**Selected text:**
****
[MariaDB discuss] Re: Transaction Log Flushing got worse again in 10.5.23 -> 10.5.24

11 Apr 2024

      Hi Gordan,

On Wed, Apr 10, 2024 at 2:37 PM Gordan Bobic <gordan.bobic@gmail.com> wrote:
...
As a starting point, can we agree that the sawtooth pattern on the
checkpoint age as per the attached screenshot is not sane behaviour
when exposed to a steady but not overwhelming stream of writes?
Yes and no (see below). I am sorry that I did not realize that the
graphs that you attached in your previous message were actually
displaying the checkpoint age and not for example the system
throughput (transactions per second). The legend was very small and
not part of the file name.
...
...
I see that your innodb_log_file_size is only a quarter of the
innodb_buffer_pool_size. Increasing it could reduce the need to write
out dirty pages.
Can you elaborate on what innodb_log_file_size has to do with the
innodb_buffer_pool_size?
AFAIK:
- Buffer pool is sized to cache the active working data set.
- Redo log is (or was, back when it worked correctly) sized to absorb
the peak burst of writes and prevent write stalls caused by it filling
up. Any bigger than that, and all it is achieving is slowing down a
startup after a dirty shutdown for no good reason.
These two things are not directly related, are they?
The relation that I had in my mind is that a larger
innodb_log_file_size can help reduce write amplification. If the same
pages are modified over and over again and they fit in the buffer
pool, then using a small log file size would force rewrites of those
pages from the buffer pool to datafiles; in
https://smalldatum.blogspot.com/2022/10/reasons-for-writeback-with-update-in...
this is called "LSN trigger."

I improved the recovery speed in 10.6 and more in 10.11, in
https://jira.mariadb.org/browse/MDEV-29911. Before that fix, in my
test, crash recovery could take 3 times the time that it took to
generate those log records in the first place.
...
...
I don't remember what exactly
innodb_log_write_ahead_size was supposed to do. The log writing was
simplified and made compatible with O_DIRECT and physical block sizes
up to 4096 bytes, in MDEV-14425, which is available in MariaDB Server
10.11.
****
**Recorded information:**
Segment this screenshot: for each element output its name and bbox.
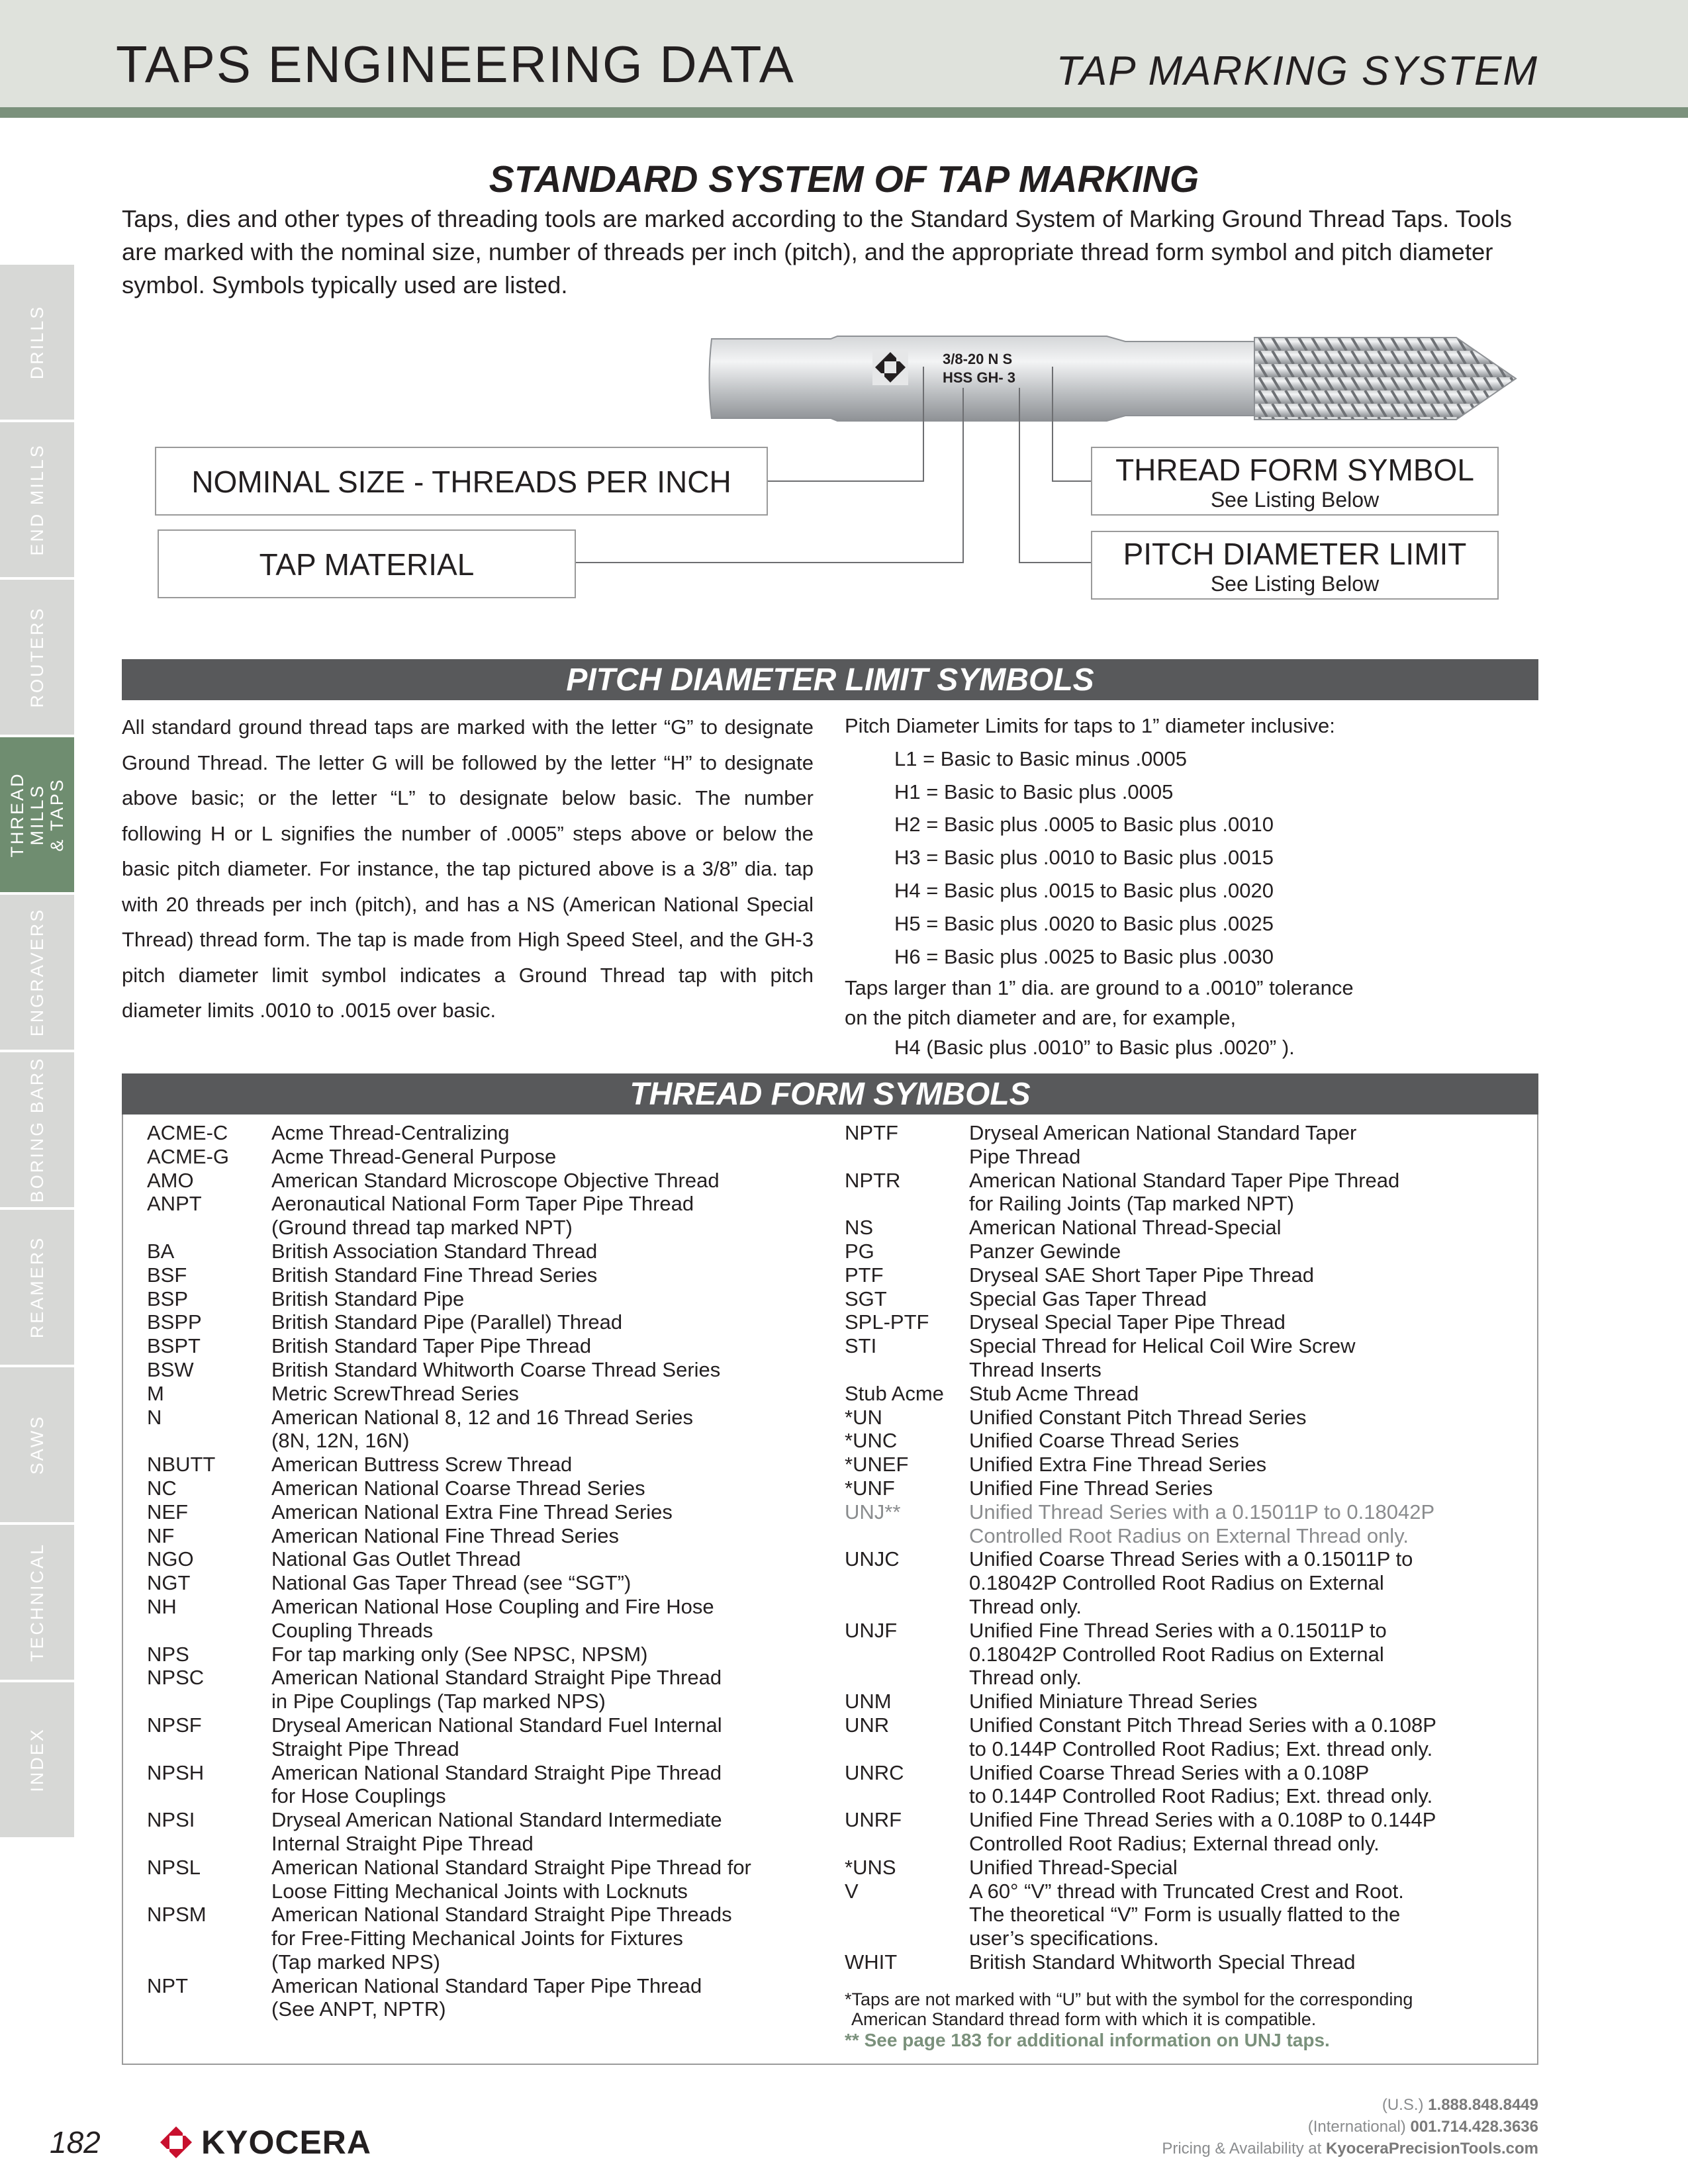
****
**Your task:**
Using the MariaDB transaction log thread, decide whether each statement agrees with it. Answer yes or no for each, and quote the words that decide it. (a) The innodb_log_file_size under discussion is a quarter of the innodb_buffer_pool_size. (b) MDEV-14425 made log writing compatible with physical block sizes up to 8192 bytes. (c) Recovery speed was improved in 10.6 and again in 10.11.

**Final answer:**
(a) Yes: "your innodb_log_file_size is only a quarter of the innodb_buffer_pool_size"
(b) No: "physical block sizes up to 4096 bytes"
(c) Yes: "I improved the recovery speed in 10.6 and more in 10.11"